(Data entries)
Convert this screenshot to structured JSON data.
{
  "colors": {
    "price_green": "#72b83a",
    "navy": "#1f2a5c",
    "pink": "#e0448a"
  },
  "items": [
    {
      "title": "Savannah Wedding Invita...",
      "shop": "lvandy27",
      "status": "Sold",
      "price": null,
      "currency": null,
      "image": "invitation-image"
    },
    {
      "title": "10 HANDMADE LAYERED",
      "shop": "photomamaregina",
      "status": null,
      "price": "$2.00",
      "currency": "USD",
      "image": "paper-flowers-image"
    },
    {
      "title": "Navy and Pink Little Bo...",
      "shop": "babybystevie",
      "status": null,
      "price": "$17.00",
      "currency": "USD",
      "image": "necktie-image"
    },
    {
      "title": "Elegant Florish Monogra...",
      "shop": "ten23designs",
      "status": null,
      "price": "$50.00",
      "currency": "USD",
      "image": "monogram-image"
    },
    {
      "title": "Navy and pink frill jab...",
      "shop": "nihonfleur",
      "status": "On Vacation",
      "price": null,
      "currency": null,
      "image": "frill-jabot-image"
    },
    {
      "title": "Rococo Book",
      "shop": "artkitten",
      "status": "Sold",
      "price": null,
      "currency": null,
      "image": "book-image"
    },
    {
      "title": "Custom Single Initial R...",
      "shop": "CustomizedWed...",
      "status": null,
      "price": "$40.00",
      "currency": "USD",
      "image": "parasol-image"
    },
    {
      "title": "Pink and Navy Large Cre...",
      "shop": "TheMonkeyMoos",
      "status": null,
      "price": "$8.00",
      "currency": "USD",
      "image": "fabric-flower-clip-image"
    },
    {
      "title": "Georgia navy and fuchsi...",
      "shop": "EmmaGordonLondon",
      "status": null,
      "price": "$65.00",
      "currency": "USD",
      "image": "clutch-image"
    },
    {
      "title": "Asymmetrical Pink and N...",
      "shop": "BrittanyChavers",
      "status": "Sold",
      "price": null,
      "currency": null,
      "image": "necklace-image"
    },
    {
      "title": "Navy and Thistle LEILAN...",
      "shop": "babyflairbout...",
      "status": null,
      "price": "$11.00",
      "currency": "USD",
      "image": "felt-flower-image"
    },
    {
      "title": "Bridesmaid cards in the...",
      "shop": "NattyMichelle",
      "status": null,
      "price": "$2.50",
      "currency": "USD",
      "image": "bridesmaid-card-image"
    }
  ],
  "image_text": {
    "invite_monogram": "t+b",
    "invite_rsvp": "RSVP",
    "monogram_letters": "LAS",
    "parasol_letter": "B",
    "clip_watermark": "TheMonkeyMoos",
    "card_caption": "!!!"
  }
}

#### Exercise brief:
Output the data above exactly, please, line for line.

#### Solution below:
Convert this screenshot to structured JSON data.
{
  "colors": {
    "price_green": "#72b83a",
    "navy": "#1f2a5c",
    "pink": "#e0448a"
  },
  "items": [
    {
      "title": "Savannah Wedding Invita...",
      "shop": "lvandy27",
      "status": "Sold",
      "price": null,
      "currency": null,
      "image": "invitation-image"
    },
    {
      "title": "10 HANDMADE LAYERED",
      "shop": "photomamaregina",
      "status": null,
      "price": "$2.00",
      "currency": "USD",
      "image": "paper-flowers-image"
    },
    {
      "title": "Navy and Pink Little Bo...",
      "shop": "babybystevie",
      "status": null,
      "price": "$17.00",
      "currency": "USD",
      "image": "necktie-image"
    },
    {
      "title": "Elegant Florish Monogra...",
      "shop": "ten23designs",
      "status": null,
      "price": "$50.00",
      "currency": "USD",
      "image": "monogram-image"
    },
    {
      "title": "Navy and pink frill jab...",
      "shop": "nihonfleur",
      "status": "On Vacation",
      "price": null,
      "currency": null,
      "image": "frill-jabot-image"
    },
    {
      "title": "Rococo Book",
      "shop": "artkitten",
      "status": "Sold",
      "price": null,
      "currency": null,
      "image": "book-image"
    },
    {
      "title": "Custom Single Initial R...",
      "shop": "CustomizedWed...",
      "status": null,
      "price": "$40.00",
      "currency": "USD",
      "image": "parasol-image"
    },
    {
      "title": "Pink and Navy Large Cre...",
      "shop": "TheMonkeyMoos",
      "status": null,
      "price": "$8.00",
      "currency": "USD",
      "image": "fabric-flower-clip-image"
    },
    {
      "title": "Georgia navy and fuchsi...",
      "shop": "EmmaGordonLondon",
      "status": null,
      "price": "$65.00",
      "currency": "USD",
      "image": "clutch-image"
    },
    {
      "title": "Asymmetrical Pink and N...",
      "shop": "BrittanyChavers",
      "status": "Sold",
      "price": null,
      "currency": null,
      "image": "necklace-image"
    },
    {
      "title": "Navy and Thistle LEILAN...",
      "shop": "babyflairbout...",
      "status": null,
      "price": "$11.00",
      "currency": "USD",
      "image": "felt-flower-image"
    },
    {
      "title": "Bridesmaid cards in the...",
      "shop": "NattyMichelle",
      "status": null,
      "price": "$2.50",
      "currency": "USD",
      "image": "bridesmaid-card-image"
    }
  ],
  "image_text": {
    "invite_monogram": "t+b",
    "invite_rsvp": "RSVP",
    "monogram_letters": "LAS",
    "parasol_letter": "B",
    "clip_watermark": "TheMonkeyMoos",
    "card_caption": "!!!"
  }
}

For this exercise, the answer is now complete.